A block of data
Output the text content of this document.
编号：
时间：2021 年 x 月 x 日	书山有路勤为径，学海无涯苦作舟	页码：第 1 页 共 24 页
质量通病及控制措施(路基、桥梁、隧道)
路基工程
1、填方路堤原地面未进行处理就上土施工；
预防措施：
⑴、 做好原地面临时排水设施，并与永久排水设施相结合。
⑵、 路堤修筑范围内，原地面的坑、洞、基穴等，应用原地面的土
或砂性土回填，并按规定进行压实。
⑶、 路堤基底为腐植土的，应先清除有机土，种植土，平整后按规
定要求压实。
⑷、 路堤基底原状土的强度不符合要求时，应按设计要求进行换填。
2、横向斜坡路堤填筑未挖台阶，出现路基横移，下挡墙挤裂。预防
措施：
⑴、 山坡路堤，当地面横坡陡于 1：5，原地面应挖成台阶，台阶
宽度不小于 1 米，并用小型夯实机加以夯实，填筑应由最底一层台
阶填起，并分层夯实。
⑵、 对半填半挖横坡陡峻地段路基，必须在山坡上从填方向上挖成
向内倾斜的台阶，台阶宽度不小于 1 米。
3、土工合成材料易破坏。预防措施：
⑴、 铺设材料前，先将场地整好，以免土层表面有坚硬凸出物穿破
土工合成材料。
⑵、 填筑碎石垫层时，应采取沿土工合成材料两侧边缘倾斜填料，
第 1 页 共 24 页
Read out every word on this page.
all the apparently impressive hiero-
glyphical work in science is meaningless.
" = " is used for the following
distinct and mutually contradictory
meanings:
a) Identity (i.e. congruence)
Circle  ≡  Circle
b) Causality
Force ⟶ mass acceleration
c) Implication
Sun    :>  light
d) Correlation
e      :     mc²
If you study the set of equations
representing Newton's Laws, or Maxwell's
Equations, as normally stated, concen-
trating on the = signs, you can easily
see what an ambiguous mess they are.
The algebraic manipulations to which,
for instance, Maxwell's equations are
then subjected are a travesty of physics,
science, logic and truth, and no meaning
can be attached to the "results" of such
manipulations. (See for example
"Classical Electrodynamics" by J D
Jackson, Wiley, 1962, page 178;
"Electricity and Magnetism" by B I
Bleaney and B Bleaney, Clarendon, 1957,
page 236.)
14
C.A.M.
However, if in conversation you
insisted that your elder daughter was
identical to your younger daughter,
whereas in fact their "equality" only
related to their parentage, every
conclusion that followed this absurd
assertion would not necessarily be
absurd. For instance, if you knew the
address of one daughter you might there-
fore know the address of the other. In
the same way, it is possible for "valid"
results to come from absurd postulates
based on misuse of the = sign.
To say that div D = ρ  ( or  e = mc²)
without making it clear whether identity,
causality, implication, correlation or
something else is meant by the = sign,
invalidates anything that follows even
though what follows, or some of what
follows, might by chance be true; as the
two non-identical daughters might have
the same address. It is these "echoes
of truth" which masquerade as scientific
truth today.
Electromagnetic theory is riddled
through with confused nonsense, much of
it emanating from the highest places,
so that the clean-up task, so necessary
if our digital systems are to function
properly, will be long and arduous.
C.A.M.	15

Task instructions: Output every entry shown above, exactly.

Result of the exercise:
Output the text content of this document.
编号：
时间：2021 年 x 月 x 日	书山有路勤为径，学海无涯苦作舟	页码：第 1 页 共 24 页
质量通病及控制措施(路基、桥梁、隧道)
路基工程
1、填方路堤原地面未进行处理就上土施工；
预防措施：
⑴、 做好原地面临时排水设施，并与永久排水设施相结合。
⑵、 路堤修筑范围内，原地面的坑、洞、基穴等，应用原地面的土
或砂性土回填，并按规定进行压实。
⑶、 路堤基底为腐植土的，应先清除有机土，种植土，平整后按规
定要求压实。
⑷、 路堤基底原状土的强度不符合要求时，应按设计要求进行换填。
2、横向斜坡路堤填筑未挖台阶，出现路基横移，下挡墙挤裂。预防
措施：
⑴、 山坡路堤，当地面横坡陡于 1：5，原地面应挖成台阶，台阶
宽度不小于 1 米，并用小型夯实机加以夯实，填筑应由最底一层台
阶填起，并分层夯实。
⑵、 对半填半挖横坡陡峻地段路基，必须在山坡上从填方向上挖成
向内倾斜的台阶，台阶宽度不小于 1 米。
3、土工合成材料易破坏。预防措施：
⑴、 铺设材料前，先将场地整好，以免土层表面有坚硬凸出物穿破
土工合成材料。
⑵、 填筑碎石垫层时，应采取沿土工合成材料两侧边缘倾斜填料，
第 1 页 共 24 页
Read out every word on this page.
all the apparently impressive hiero-
glyphical work in science is meaningless.
" = " is used for the following
distinct and mutually contradictory
meanings:
a) Identity (i.e. congruence)
Circle  ≡  Circle
b) Causality
Force ⟶ mass acceleration
c) Implication
Sun    :>  light
d) Correlation
e      :     mc²
If you study the set of equations
representing Newton's Laws, or Maxwell's
Equations, as normally stated, concen-
trating on the = signs, you can easily
see what an ambiguous mess they are.
The algebraic manipulations to which,
for instance, Maxwell's equations are
then subjected are a travesty of physics,
science, logic and truth, and no meaning
can be attached to the "results" of such
manipulations. (See for example
"Classical Electrodynamics" by J D
Jackson, Wiley, 1962, page 178;
"Electricity and Magnetism" by B I
Bleaney and B Bleaney, Clarendon, 1957,
page 236.)
14
C.A.M.
However, if in conversation you
insisted that your elder daughter was
identical to your younger daughter,
whereas in fact their "equality" only
related to their parentage, every
conclusion that followed this absurd
assertion would not necessarily be
absurd. For instance, if you knew the
address of one daughter you might there-
fore know the address of the other. In
the same way, it is possible for "valid"
results to come from absurd postulates
based on misuse of the = sign.
To say that div D = ρ  ( or  e = mc²)
without making it clear whether identity,
causality, implication, correlation or
something else is meant by the = sign,
invalidates anything that follows even
though what follows, or some of what
follows, might by chance be true; as the
two non-identical daughters might have
the same address. It is these "echoes
of truth" which masquerade as scientific
truth today.
Electromagnetic theory is riddled
through with confused nonsense, much of
it emanating from the highest places,
so that the clean-up task, so necessary
if our digital systems are to function
properly, will be long and arduous.
C.A.M.	15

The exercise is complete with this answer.